## PROBLEM REQUIREMENTS
Search the entries below. Return every line that has "Camellia" in it.

## Data extracted from a collection
● ● ● ● ●

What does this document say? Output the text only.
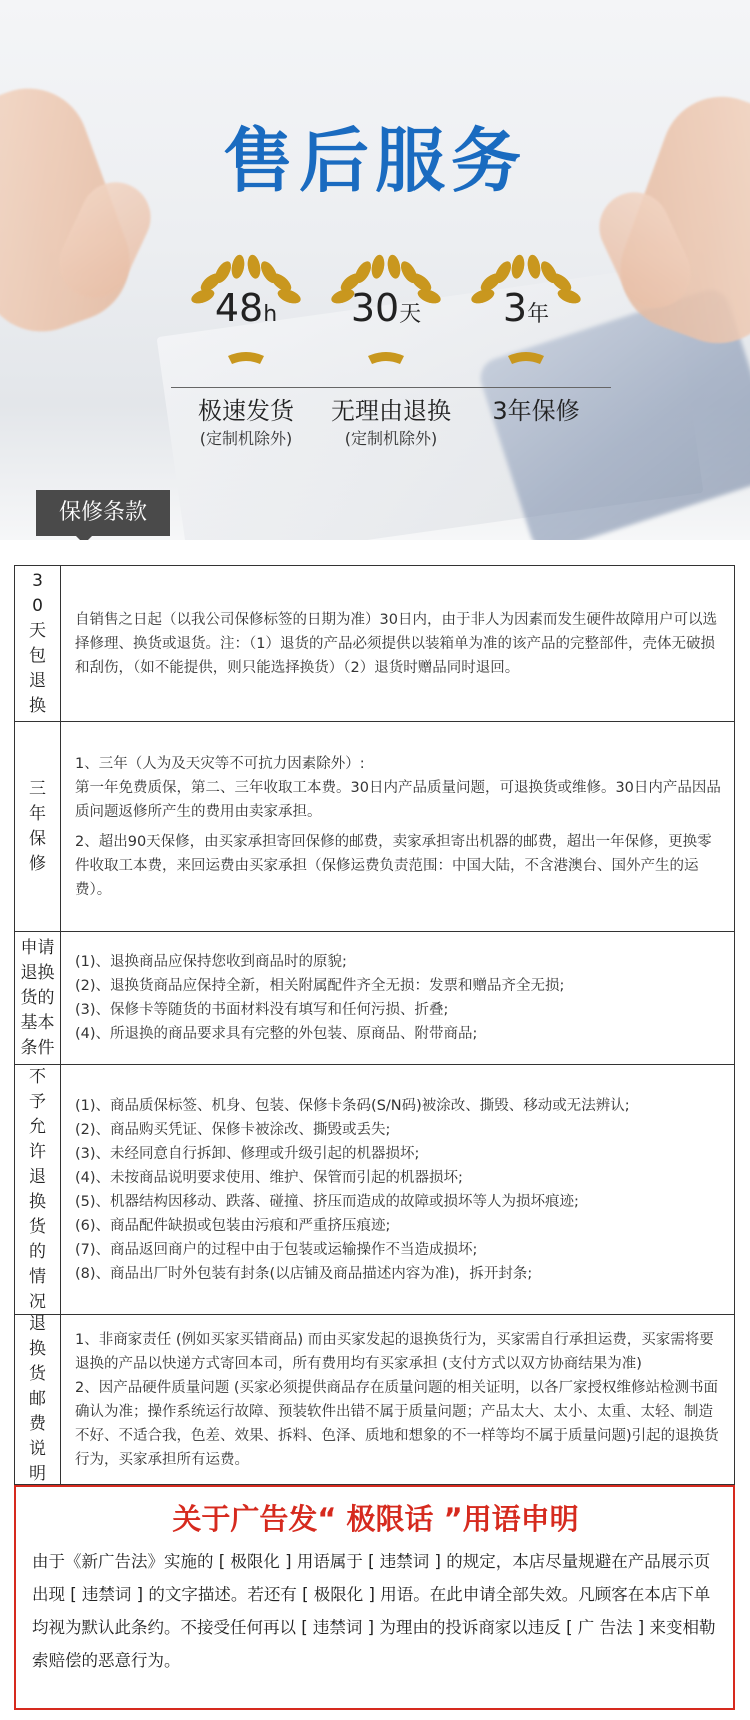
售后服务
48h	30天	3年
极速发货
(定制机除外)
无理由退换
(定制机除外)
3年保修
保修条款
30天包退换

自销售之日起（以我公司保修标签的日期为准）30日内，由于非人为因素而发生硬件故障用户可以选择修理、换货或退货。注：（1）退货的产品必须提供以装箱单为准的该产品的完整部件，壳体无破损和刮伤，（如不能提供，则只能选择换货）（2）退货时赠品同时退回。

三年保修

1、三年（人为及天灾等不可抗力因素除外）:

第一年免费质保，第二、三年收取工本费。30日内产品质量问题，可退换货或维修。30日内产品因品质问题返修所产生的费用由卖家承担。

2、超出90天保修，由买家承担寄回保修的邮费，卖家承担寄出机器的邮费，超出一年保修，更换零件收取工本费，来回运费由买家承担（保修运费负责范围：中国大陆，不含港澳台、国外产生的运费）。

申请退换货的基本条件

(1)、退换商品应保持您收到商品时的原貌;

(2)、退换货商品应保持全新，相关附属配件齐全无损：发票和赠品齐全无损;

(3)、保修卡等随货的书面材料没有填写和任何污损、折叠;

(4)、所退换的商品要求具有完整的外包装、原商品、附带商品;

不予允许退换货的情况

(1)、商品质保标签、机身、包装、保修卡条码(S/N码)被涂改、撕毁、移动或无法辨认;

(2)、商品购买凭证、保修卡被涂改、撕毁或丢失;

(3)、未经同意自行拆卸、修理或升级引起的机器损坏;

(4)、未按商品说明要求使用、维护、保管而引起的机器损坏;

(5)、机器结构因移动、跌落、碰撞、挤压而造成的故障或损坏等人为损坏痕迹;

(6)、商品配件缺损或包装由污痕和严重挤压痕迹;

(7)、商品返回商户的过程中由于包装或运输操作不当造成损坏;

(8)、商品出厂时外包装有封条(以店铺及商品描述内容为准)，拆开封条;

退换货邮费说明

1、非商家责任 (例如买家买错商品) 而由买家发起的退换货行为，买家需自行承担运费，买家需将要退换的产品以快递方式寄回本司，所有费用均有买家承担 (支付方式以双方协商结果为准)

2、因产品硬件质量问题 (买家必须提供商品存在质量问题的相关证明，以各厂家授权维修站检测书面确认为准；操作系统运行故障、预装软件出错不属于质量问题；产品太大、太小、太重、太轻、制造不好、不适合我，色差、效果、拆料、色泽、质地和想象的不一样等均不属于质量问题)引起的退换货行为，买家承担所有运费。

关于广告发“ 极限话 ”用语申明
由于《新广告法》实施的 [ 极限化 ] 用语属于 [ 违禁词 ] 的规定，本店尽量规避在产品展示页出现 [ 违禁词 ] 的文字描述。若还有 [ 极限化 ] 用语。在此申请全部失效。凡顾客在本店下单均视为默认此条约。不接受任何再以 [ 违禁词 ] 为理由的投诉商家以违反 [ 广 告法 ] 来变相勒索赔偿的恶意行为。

● ● ● ● ●

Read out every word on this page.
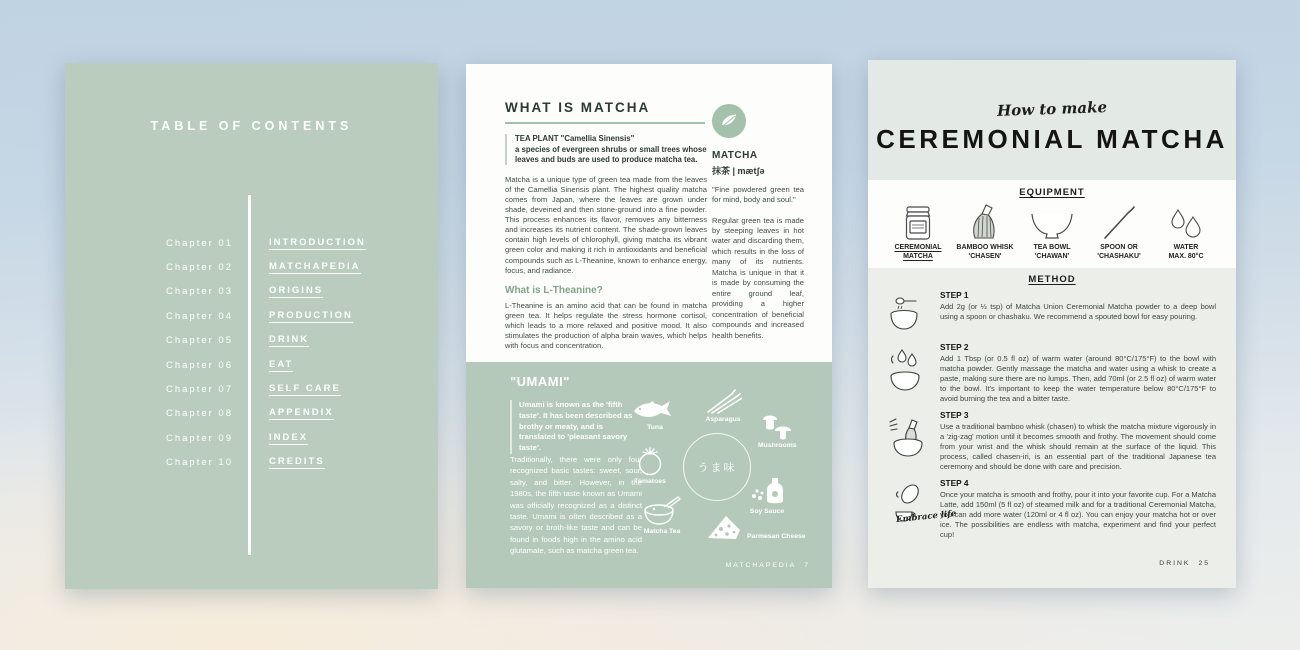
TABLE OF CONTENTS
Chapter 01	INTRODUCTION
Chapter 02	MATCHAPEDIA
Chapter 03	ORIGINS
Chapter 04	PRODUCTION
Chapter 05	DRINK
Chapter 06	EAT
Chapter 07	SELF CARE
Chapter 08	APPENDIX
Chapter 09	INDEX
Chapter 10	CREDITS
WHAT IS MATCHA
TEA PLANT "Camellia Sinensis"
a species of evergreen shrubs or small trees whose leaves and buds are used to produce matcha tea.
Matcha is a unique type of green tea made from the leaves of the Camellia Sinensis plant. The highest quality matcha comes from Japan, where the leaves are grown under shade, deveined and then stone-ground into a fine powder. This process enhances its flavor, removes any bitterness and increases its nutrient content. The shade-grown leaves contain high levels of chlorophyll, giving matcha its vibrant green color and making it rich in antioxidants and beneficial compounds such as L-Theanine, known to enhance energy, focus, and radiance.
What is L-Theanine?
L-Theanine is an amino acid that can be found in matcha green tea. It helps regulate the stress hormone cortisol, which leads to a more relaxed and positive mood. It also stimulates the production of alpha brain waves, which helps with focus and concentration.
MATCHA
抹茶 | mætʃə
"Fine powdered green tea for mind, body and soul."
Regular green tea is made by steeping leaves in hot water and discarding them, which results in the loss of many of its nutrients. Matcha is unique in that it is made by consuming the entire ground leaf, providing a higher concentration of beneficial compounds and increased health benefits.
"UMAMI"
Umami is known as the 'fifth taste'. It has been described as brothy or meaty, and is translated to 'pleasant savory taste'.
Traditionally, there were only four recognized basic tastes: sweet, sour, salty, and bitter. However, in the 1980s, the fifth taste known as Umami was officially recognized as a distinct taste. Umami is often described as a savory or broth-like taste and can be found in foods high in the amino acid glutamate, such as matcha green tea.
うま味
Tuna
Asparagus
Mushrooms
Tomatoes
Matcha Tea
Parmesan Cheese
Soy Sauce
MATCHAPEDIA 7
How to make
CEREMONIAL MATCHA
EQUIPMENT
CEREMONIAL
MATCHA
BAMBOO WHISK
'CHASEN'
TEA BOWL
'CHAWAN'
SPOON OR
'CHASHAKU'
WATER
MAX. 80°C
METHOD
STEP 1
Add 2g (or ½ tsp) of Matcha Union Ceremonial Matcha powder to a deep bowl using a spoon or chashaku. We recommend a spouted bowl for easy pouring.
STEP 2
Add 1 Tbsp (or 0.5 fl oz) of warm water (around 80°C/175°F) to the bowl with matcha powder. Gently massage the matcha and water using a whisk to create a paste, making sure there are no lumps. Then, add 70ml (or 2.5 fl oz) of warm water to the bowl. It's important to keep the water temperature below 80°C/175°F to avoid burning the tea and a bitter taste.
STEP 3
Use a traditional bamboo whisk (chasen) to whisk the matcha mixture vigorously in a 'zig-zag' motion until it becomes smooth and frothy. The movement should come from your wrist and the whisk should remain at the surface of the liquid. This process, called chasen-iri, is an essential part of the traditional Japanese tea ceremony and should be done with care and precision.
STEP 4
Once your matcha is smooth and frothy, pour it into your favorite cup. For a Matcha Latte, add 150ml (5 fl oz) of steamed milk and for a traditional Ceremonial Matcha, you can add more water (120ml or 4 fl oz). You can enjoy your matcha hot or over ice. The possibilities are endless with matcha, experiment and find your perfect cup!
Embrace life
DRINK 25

● ● ● ● ●

## ANSWER TO THIS EXERCISE
TEA PLANT "Camellia Sinensis"
Matcha is a unique type of green tea made from the leaves of the Camellia Sinensis plant. The highest quality matcha comes from Japan, where the leaves are grown under shade, deveined and then stone-ground into a fine powder. This process enhances its flavor, removes any bitterness and increases its nutrient content. The shade-grown leaves contain high levels of chlorophyll, giving matcha its vibrant green color and making it rich in antioxidants and beneficial compounds such as L-Theanine, known to enhance energy, focus, and radiance.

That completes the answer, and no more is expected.